Copy the data that follows, character for character, minus the pictures.
====
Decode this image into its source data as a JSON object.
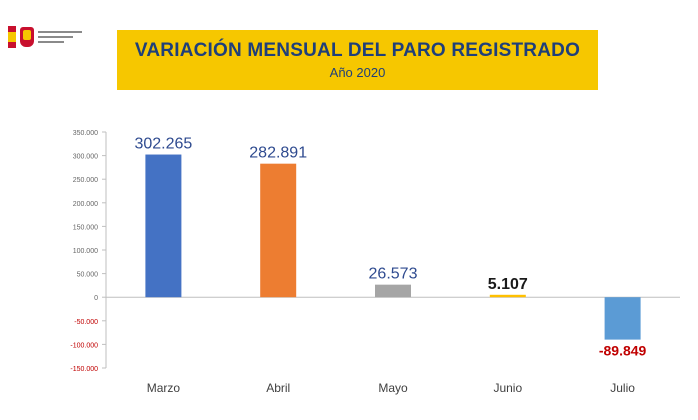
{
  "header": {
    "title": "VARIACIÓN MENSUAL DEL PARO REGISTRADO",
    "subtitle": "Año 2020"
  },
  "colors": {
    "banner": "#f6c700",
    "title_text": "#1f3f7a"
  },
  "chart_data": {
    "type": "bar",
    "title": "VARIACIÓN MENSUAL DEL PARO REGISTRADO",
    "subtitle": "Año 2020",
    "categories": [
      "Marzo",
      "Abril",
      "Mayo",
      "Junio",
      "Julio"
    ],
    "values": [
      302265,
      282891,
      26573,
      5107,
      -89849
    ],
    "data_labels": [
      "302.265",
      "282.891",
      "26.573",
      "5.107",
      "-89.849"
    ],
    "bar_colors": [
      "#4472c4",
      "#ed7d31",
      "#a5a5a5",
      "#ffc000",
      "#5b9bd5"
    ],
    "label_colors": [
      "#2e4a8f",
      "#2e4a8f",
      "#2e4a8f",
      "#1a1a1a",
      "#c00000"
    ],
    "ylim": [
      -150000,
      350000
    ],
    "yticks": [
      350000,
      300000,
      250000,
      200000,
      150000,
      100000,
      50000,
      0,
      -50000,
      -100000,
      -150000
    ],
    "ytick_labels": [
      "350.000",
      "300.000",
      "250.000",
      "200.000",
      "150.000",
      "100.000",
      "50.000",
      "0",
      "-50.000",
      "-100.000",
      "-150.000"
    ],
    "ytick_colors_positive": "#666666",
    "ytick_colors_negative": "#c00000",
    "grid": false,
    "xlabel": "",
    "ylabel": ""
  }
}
====
▶ [WRITTEN REPLY]
Decode this image into its source data as a JSON object.
{
  "header": {
    "title": "VARIACIÓN MENSUAL DEL PARO REGISTRADO",
    "subtitle": "Año 2020"
  },
  "colors": {
    "banner": "#f6c700",
    "title_text": "#1f3f7a"
  },
  "chart_data": {
    "type": "bar",
    "title": "VARIACIÓN MENSUAL DEL PARO REGISTRADO",
    "subtitle": "Año 2020",
    "categories": [
      "Marzo",
      "Abril",
      "Mayo",
      "Junio",
      "Julio"
    ],
    "values": [
      302265,
      282891,
      26573,
      5107,
      -89849
    ],
    "data_labels": [
      "302.265",
      "282.891",
      "26.573",
      "5.107",
      "-89.849"
    ],
    "bar_colors": [
      "#4472c4",
      "#ed7d31",
      "#a5a5a5",
      "#ffc000",
      "#5b9bd5"
    ],
    "label_colors": [
      "#2e4a8f",
      "#2e4a8f",
      "#2e4a8f",
      "#1a1a1a",
      "#c00000"
    ],
    "ylim": [
      -150000,
      350000
    ],
    "yticks": [
      350000,
      300000,
      250000,
      200000,
      150000,
      100000,
      50000,
      0,
      -50000,
      -100000,
      -150000
    ],
    "ytick_labels": [
      "350.000",
      "300.000",
      "250.000",
      "200.000",
      "150.000",
      "100.000",
      "50.000",
      "0",
      "-50.000",
      "-100.000",
      "-150.000"
    ],
    "ytick_colors_positive": "#666666",
    "ytick_colors_negative": "#c00000",
    "grid": false,
    "xlabel": "",
    "ylabel": ""
  }
}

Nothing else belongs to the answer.